● **ISTRUZIONI**:
1. Rispondi alle seguenti domande sull'articolo, una riga per risposta, con la stessa lettera:
(a) Che cosa divora il fantasma della prostituta con il grande buco sulla schiena?
(b) Che cosa significa letteralmente «bolong» in giavanese?
(c) Com'è il vestito del sundel bolong nella mitologia indonesiana?
2. Elenca tutti i tratti dell'aspetto attribuiti al sundel bolong nel paragrafo dell'articolo che comincia con «Nella mitologia indonesiana».
3. Per favore, riscrivi in forma più breve il paragrafo dell'articolo che inizia con «Kuntilanak condivide le sue sembianze», mantenendo i fatti principali.
***** ARTICOLO
Massima espressione di questa visione è l'ultimo demone di cui vi
voglio parlare, che ho scoperto studiando questo argomento.
In questo caso simbolo e suo significato camminano mano per mano. Non
c'è bisogno di scomodare l'antropologia o la psicologia.
Kuntilanak condivide le sue sembianze con Sundel Belong, il fantasma
della prostituta che con il suo grande buco spalancato sulla schiena divora le
sue prede maschili. Qui, anche nel nome siamo nella totale schiettezza: il nome
“sundel bolong” deriva dall'aspetto fisico del fantasma, la parola “sundel”,
significa prostituta o puttana e “bolong” in giavanese che
significa letteralmente buco.
Nella mitologia indonesiana, un sundel bolong, è un mitico fantasma
dell'arcipelago con le sembianze di una donna con bei capelli neri lunghi e un
lungo vestito bianco (la sua forma è simile a Pontianak). Il mito è strettamente
legato alle prostitute, il cui nome che si può tradurre pertanto la “prostituta
con un buco in lei”, e fa riferimento al grande buco che si dice le compaia
nella schiena.
**********
***** MATERIALE ESTRATTO
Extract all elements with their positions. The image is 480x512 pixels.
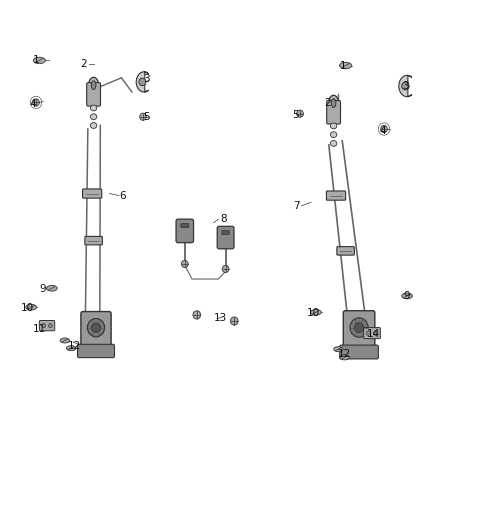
Ellipse shape	[89, 77, 98, 93]
Ellipse shape	[339, 62, 352, 69]
Circle shape	[92, 323, 100, 332]
Ellipse shape	[26, 304, 36, 310]
Ellipse shape	[66, 346, 76, 351]
FancyBboxPatch shape	[87, 82, 100, 106]
Ellipse shape	[311, 309, 321, 315]
Circle shape	[350, 318, 368, 337]
FancyBboxPatch shape	[222, 230, 229, 234]
Text: 2: 2	[324, 98, 331, 109]
Ellipse shape	[330, 132, 337, 138]
FancyBboxPatch shape	[337, 247, 354, 255]
Ellipse shape	[90, 122, 97, 129]
FancyBboxPatch shape	[181, 224, 189, 227]
Circle shape	[42, 324, 46, 328]
FancyBboxPatch shape	[326, 191, 346, 200]
Text: 5: 5	[143, 112, 150, 122]
Circle shape	[402, 82, 409, 90]
Text: 3: 3	[402, 81, 409, 91]
Text: 4: 4	[380, 125, 386, 136]
Text: 13: 13	[214, 313, 228, 324]
Ellipse shape	[402, 293, 412, 299]
Polygon shape	[136, 72, 149, 92]
FancyBboxPatch shape	[81, 311, 111, 349]
FancyBboxPatch shape	[364, 328, 380, 338]
Ellipse shape	[330, 140, 337, 146]
Polygon shape	[399, 75, 412, 97]
Circle shape	[366, 331, 371, 335]
Text: 12: 12	[68, 340, 81, 351]
FancyBboxPatch shape	[83, 189, 102, 198]
Text: 12: 12	[338, 349, 351, 359]
Circle shape	[140, 113, 146, 120]
Text: 2: 2	[81, 59, 87, 69]
Ellipse shape	[47, 285, 57, 291]
Text: 11: 11	[33, 324, 46, 334]
FancyBboxPatch shape	[85, 237, 102, 245]
Circle shape	[193, 311, 201, 319]
Text: 5: 5	[292, 110, 299, 120]
Text: 1: 1	[33, 55, 39, 66]
FancyBboxPatch shape	[39, 321, 55, 331]
Circle shape	[355, 323, 363, 332]
Text: 1: 1	[340, 60, 347, 71]
FancyBboxPatch shape	[340, 345, 378, 359]
Circle shape	[87, 318, 105, 337]
Ellipse shape	[329, 95, 338, 111]
Circle shape	[33, 99, 39, 106]
Text: 9: 9	[404, 291, 410, 301]
Circle shape	[381, 125, 387, 133]
Ellipse shape	[90, 114, 97, 120]
Text: 7: 7	[293, 201, 300, 211]
Circle shape	[48, 324, 52, 328]
Circle shape	[181, 261, 188, 268]
Ellipse shape	[340, 355, 349, 360]
FancyBboxPatch shape	[77, 344, 115, 357]
Ellipse shape	[33, 57, 46, 63]
FancyBboxPatch shape	[327, 100, 340, 124]
Ellipse shape	[330, 123, 337, 129]
Ellipse shape	[334, 347, 343, 352]
Circle shape	[222, 265, 229, 272]
Circle shape	[230, 317, 238, 325]
Ellipse shape	[331, 99, 336, 108]
Text: 14: 14	[367, 329, 380, 339]
Ellipse shape	[60, 338, 70, 343]
FancyBboxPatch shape	[343, 311, 375, 350]
Text: 9: 9	[39, 284, 46, 294]
Circle shape	[297, 110, 303, 117]
Text: 3: 3	[143, 74, 150, 84]
Circle shape	[139, 78, 146, 86]
Circle shape	[373, 331, 378, 335]
Text: 10: 10	[21, 303, 35, 313]
Text: 4: 4	[29, 99, 36, 109]
Text: 8: 8	[220, 214, 227, 224]
FancyBboxPatch shape	[176, 219, 193, 243]
Ellipse shape	[91, 81, 96, 90]
FancyBboxPatch shape	[217, 226, 234, 249]
Text: 10: 10	[306, 308, 320, 318]
Text: 6: 6	[119, 190, 126, 201]
Ellipse shape	[90, 105, 97, 111]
**********
● **SOLUZIONI**:
1.
(a) Le sue prede maschili.
(b) Buco.
(c) È un lungo vestito bianco.

2.
- Sembianze di una donna
- Bei capelli neri lunghi
- Un lungo vestito bianco
- Un grande buco nella schiena

3. Kuntilanak ha lo stesso aspetto di Sundel Belong, il fantasma di una prostituta che divora le prede maschili con il grande buco spalancato sulla schiena. Il nome «sundel bolong» deriva dal suo aspetto: «sundel» significa prostituta o puttana e «bolong», in giavanese, significa buco.